__Task material__.
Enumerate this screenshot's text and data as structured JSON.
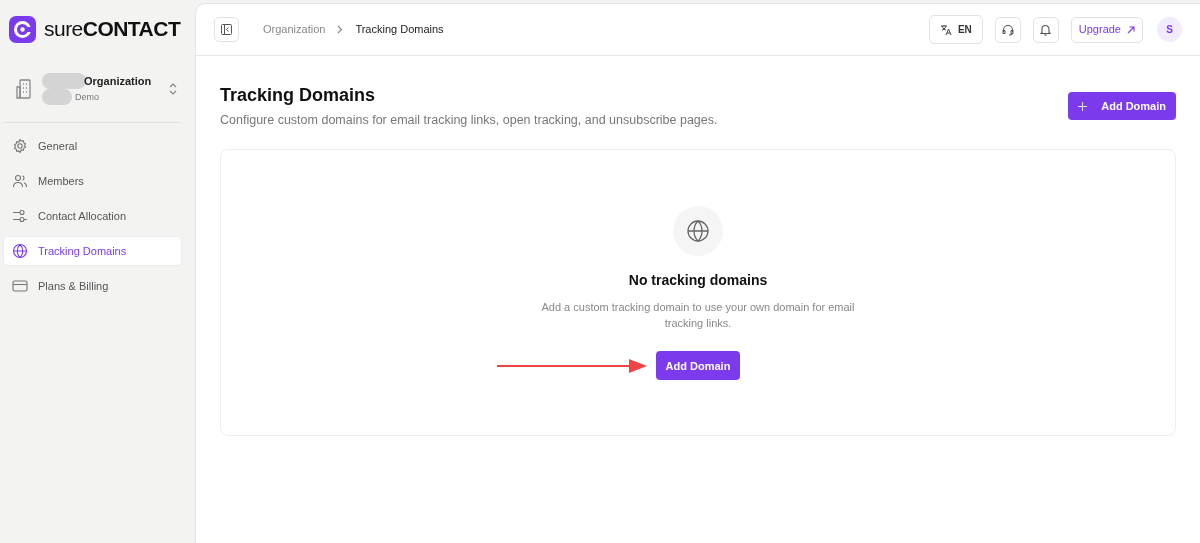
{
  "brand": {
    "name": "sure**CONTACT**"
  },
  "organization": {
    "name": "Organization",
    "plan": "Demo"
  },
  "sidebar": {
    "items": [
      {
        "label": "General",
        "kind": "settings",
        "selected": false
      },
      {
        "label": "Members",
        "kind": "team",
        "selected": false
      },
      {
        "label": "Contact Allocation",
        "kind": "allocation",
        "selected": false
      },
      {
        "label": "Tracking Domains",
        "kind": "domains",
        "selected": true
      },
      {
        "label": "Plans & Billing",
        "kind": "billing",
        "selected": false
      }
    ]
  },
  "topbar": {
    "breadcrumb": [
      "Organization",
      "Tracking Domains"
    ],
    "language": "EN",
    "upgrade": "Upgrade",
    "avatar": "S"
  },
  "page": {
    "title": "Tracking Domains",
    "subtitle": "Configure custom domains for email tracking links, open tracking, and unsubscribe pages.",
    "add_button": "Add Domain"
  },
  "empty_state": {
    "title": "No tracking domains",
    "description": "Add a custom tracking domain to use your own domain for email tracking links.",
    "button": "Add Domain"
  }
}
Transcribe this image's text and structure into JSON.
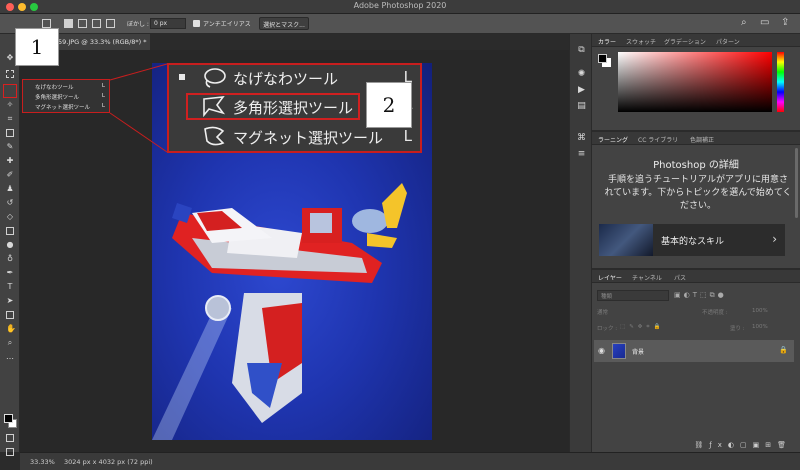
{
  "app": {
    "title": "Adobe Photoshop 2020"
  },
  "options_bar": {
    "feather_label": "ぼかし :",
    "feather_value": "0 px",
    "antialias_label": "アンチエイリアス",
    "select_mask_button": "選択とマスク..."
  },
  "document": {
    "tab_title": "59.JPG @ 33.3% (RGB/8*) *"
  },
  "status": {
    "zoom": "33.33%",
    "doc_info": "3024 px x 4032 px (72 ppi)"
  },
  "tool_flyout": {
    "items": [
      {
        "label": "なげなわツール",
        "key": "L"
      },
      {
        "label": "多角形選択ツール",
        "key": "L"
      },
      {
        "label": "マグネット選択ツール",
        "key": "L"
      }
    ]
  },
  "callouts": {
    "one": "1",
    "two": "2"
  },
  "color_panel": {
    "tabs": [
      "カラー",
      "スウォッチ",
      "グラデーション",
      "パターン"
    ]
  },
  "learn_panel": {
    "tabs": [
      "ラーニング",
      "CC ライブラリ",
      "色調補正"
    ],
    "title": "Photoshop の詳細",
    "description": "手順を追うチュートリアルがアプリに用意されています。下からトピックを選んで始めてください。",
    "card_label": "基本的なスキル"
  },
  "layers_panel": {
    "tabs": [
      "レイヤー",
      "チャンネル",
      "パス"
    ],
    "search_placeholder": "種類",
    "blend_mode": "通常",
    "opacity_label": "不透明度 :",
    "opacity_value": "100%",
    "lock_label": "ロック :",
    "fill_label": "塗り :",
    "fill_value": "100%",
    "layer_name": "背景"
  },
  "colors": {
    "accent_red": "#c81e1e"
  }
}
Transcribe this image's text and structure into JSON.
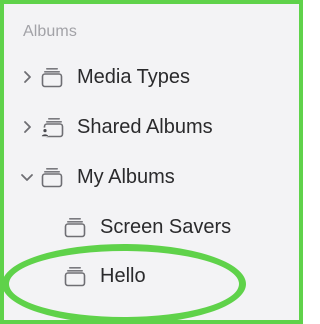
{
  "sidebar": {
    "section_title": "Albums",
    "items": [
      {
        "label": "Media Types",
        "icon": "album-stack-icon",
        "chevron": "chevron-right-icon"
      },
      {
        "label": "Shared Albums",
        "icon": "shared-album-icon",
        "chevron": "chevron-right-icon"
      },
      {
        "label": "My Albums",
        "icon": "album-stack-icon",
        "chevron": "chevron-down-icon"
      },
      {
        "label": "Screen Savers",
        "icon": "album-stack-icon"
      },
      {
        "label": "Hello",
        "icon": "album-stack-icon"
      }
    ]
  },
  "colors": {
    "highlight": "#5fd24a",
    "background": "#f3f3f5",
    "text": "#2a2a2c",
    "section_title": "#a2a2a7"
  }
}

__Objective__. Write the lines above out again exactly, without any of their pictures.

__Response for this exercise__.
Enumerate this screenshot's text and data as structured JSON.
{
  "brand": {
    "name": "sure**CONTACT**"
  },
  "organization": {
    "name": "Organization",
    "plan": "Demo"
  },
  "sidebar": {
    "items": [
      {
        "label": "General",
        "kind": "settings",
        "selected": false
      },
      {
        "label": "Members",
        "kind": "team",
        "selected": false
      },
      {
        "label": "Contact Allocation",
        "kind": "allocation",
        "selected": false
      },
      {
        "label": "Tracking Domains",
        "kind": "domains",
        "selected": true
      },
      {
        "label": "Plans & Billing",
        "kind": "billing",
        "selected": false
      }
    ]
  },
  "topbar": {
    "breadcrumb": [
      "Organization",
      "Tracking Domains"
    ],
    "language": "EN",
    "upgrade": "Upgrade",
    "avatar": "S"
  },
  "page": {
    "title": "Tracking Domains",
    "subtitle": "Configure custom domains for email tracking links, open tracking, and unsubscribe pages.",
    "add_button": "Add Domain"
  },
  "empty_state": {
    "title": "No tracking domains",
    "description": "Add a custom tracking domain to use your own domain for email tracking links.",
    "button": "Add Domain"
  }
}
Transcribe this image's text and structure into JSON.
{
  "app": {
    "title": "Adobe Photoshop 2020"
  },
  "options_bar": {
    "feather_label": "ぼかし :",
    "feather_value": "0 px",
    "antialias_label": "アンチエイリアス",
    "select_mask_button": "選択とマスク..."
  },
  "document": {
    "tab_title": "59.JPG @ 33.3% (RGB/8*) *"
  },
  "status": {
    "zoom": "33.33%",
    "doc_info": "3024 px x 4032 px (72 ppi)"
  },
  "tool_flyout": {
    "items": [
      {
        "label": "なげなわツール",
        "key": "L"
      },
      {
        "label": "多角形選択ツール",
        "key": "L"
      },
      {
        "label": "マグネット選択ツール",
        "key": "L"
      }
    ]
  },
  "callouts": {
    "one": "1",
    "two": "2"
  },
  "color_panel": {
    "tabs": [
      "カラー",
      "スウォッチ",
      "グラデーション",
      "パターン"
    ]
  },
  "learn_panel": {
    "tabs": [
      "ラーニング",
      "CC ライブラリ",
      "色調補正"
    ],
    "title": "Photoshop の詳細",
    "description": "手順を追うチュートリアルがアプリに用意されています。下からトピックを選んで始めてください。",
    "card_label": "基本的なスキル"
  },
  "layers_panel": {
    "tabs": [
      "レイヤー",
      "チャンネル",
      "パス"
    ],
    "search_placeholder": "種類",
    "blend_mode": "通常",
    "opacity_label": "不透明度 :",
    "opacity_value": "100%",
    "lock_label": "ロック :",
    "fill_label": "塗り :",
    "fill_value": "100%",
    "layer_name": "背景"
  },
  "colors": {
    "accent_red": "#c81e1e"
  }
}
Transcribe this image's text and structure into JSON.
{
  "sidebar": {
    "section_title": "Albums",
    "items": [
      {
        "label": "Media Types",
        "icon": "album-stack-icon",
        "chevron": "chevron-right-icon"
      },
      {
        "label": "Shared Albums",
        "icon": "shared-album-icon",
        "chevron": "chevron-right-icon"
      },
      {
        "label": "My Albums",
        "icon": "album-stack-icon",
        "chevron": "chevron-down-icon"
      },
      {
        "label": "Screen Savers",
        "icon": "album-stack-icon"
      },
      {
        "label": "Hello",
        "icon": "album-stack-icon"
      }
    ]
  },
  "colors": {
    "highlight": "#5fd24a",
    "background": "#f3f3f5",
    "text": "#2a2a2c",
    "section_title": "#a2a2a7"
  }
}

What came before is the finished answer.